PROBLEM DETAILS: The records below are to be repeated in full, exactly as they are.

MATERIAL SUPPLIED:
◆ ◆ ◆ ◆
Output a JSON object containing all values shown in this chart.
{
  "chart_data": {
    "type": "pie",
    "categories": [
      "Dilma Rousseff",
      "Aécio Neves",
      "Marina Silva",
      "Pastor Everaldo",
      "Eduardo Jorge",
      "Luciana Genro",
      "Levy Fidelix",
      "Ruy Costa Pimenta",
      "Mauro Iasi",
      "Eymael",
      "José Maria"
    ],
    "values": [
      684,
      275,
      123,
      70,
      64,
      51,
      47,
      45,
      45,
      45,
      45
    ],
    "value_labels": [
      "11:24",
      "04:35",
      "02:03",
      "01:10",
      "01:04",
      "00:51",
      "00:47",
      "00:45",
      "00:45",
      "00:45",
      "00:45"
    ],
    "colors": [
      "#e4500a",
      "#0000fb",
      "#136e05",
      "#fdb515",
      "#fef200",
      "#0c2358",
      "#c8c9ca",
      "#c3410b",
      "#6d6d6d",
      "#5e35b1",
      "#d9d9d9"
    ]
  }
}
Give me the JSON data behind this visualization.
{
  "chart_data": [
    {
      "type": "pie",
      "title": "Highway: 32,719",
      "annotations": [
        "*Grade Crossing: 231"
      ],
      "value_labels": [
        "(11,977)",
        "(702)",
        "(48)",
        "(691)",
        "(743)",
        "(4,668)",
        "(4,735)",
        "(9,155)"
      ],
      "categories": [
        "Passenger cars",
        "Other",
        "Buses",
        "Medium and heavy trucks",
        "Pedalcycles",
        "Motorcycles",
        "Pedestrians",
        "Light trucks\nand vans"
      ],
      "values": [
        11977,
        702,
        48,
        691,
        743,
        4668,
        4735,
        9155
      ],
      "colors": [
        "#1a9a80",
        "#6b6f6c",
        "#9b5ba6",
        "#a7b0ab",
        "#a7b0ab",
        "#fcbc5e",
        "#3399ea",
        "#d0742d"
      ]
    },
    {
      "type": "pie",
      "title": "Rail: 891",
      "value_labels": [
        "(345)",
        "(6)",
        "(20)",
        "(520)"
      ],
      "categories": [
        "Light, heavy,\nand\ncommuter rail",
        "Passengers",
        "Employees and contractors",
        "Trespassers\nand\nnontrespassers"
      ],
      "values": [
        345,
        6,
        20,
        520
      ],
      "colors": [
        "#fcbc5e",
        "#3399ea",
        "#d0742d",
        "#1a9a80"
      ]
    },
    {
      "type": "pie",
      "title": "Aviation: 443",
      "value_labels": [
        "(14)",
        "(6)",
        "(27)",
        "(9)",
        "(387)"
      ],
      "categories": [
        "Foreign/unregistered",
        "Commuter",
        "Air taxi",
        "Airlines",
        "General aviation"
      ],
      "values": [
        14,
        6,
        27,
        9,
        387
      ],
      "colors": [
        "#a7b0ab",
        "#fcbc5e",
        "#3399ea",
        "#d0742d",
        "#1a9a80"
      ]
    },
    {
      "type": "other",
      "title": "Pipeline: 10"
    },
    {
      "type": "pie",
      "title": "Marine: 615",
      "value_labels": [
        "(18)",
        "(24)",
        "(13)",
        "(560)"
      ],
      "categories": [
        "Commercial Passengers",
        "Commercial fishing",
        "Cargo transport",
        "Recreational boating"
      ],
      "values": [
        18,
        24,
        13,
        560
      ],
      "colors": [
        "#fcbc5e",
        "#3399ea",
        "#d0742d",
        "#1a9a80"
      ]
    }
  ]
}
◆ ◆ ◆ ◆
CORRECT OUTPUT:
Output a JSON object containing all values shown in this chart.
{
  "chart_data": {
    "type": "pie",
    "categories": [
      "Dilma Rousseff",
      "Aécio Neves",
      "Marina Silva",
      "Pastor Everaldo",
      "Eduardo Jorge",
      "Luciana Genro",
      "Levy Fidelix",
      "Ruy Costa Pimenta",
      "Mauro Iasi",
      "Eymael",
      "José Maria"
    ],
    "values": [
      684,
      275,
      123,
      70,
      64,
      51,
      47,
      45,
      45,
      45,
      45
    ],
    "value_labels": [
      "11:24",
      "04:35",
      "02:03",
      "01:10",
      "01:04",
      "00:51",
      "00:47",
      "00:45",
      "00:45",
      "00:45",
      "00:45"
    ],
    "colors": [
      "#e4500a",
      "#0000fb",
      "#136e05",
      "#fdb515",
      "#fef200",
      "#0c2358",
      "#c8c9ca",
      "#c3410b",
      "#6d6d6d",
      "#5e35b1",
      "#d9d9d9"
    ]
  }
}
Give me the JSON data behind this visualization.
{
  "chart_data": [
    {
      "type": "pie",
      "title": "Highway: 32,719",
      "annotations": [
        "*Grade Crossing: 231"
      ],
      "value_labels": [
        "(11,977)",
        "(702)",
        "(48)",
        "(691)",
        "(743)",
        "(4,668)",
        "(4,735)",
        "(9,155)"
      ],
      "categories": [
        "Passenger cars",
        "Other",
        "Buses",
        "Medium and heavy trucks",
        "Pedalcycles",
        "Motorcycles",
        "Pedestrians",
        "Light trucks\nand vans"
      ],
      "values": [
        11977,
        702,
        48,
        691,
        743,
        4668,
        4735,
        9155
      ],
      "colors": [
        "#1a9a80",
        "#6b6f6c",
        "#9b5ba6",
        "#a7b0ab",
        "#a7b0ab",
        "#fcbc5e",
        "#3399ea",
        "#d0742d"
      ]
    },
    {
      "type": "pie",
      "title": "Rail: 891",
      "value_labels": [
        "(345)",
        "(6)",
        "(20)",
        "(520)"
      ],
      "categories": [
        "Light, heavy,\nand\ncommuter rail",
        "Passengers",
        "Employees and contractors",
        "Trespassers\nand\nnontrespassers"
      ],
      "values": [
        345,
        6,
        20,
        520
      ],
      "colors": [
        "#fcbc5e",
        "#3399ea",
        "#d0742d",
        "#1a9a80"
      ]
    },
    {
      "type": "pie",
      "title": "Aviation: 443",
      "value_labels": [
        "(14)",
        "(6)",
        "(27)",
        "(9)",
        "(387)"
      ],
      "categories": [
        "Foreign/unregistered",
        "Commuter",
        "Air taxi",
        "Airlines",
        "General aviation"
      ],
      "values": [
        14,
        6,
        27,
        9,
        387
      ],
      "colors": [
        "#a7b0ab",
        "#fcbc5e",
        "#3399ea",
        "#d0742d",
        "#1a9a80"
      ]
    },
    {
      "type": "other",
      "title": "Pipeline: 10"
    },
    {
      "type": "pie",
      "title": "Marine: 615",
      "value_labels": [
        "(18)",
        "(24)",
        "(13)",
        "(560)"
      ],
      "categories": [
        "Commercial Passengers",
        "Commercial fishing",
        "Cargo transport",
        "Recreational boating"
      ],
      "values": [
        18,
        24,
        13,
        560
      ],
      "colors": [
        "#fcbc5e",
        "#3399ea",
        "#d0742d",
        "#1a9a80"
      ]
    }
  ]
}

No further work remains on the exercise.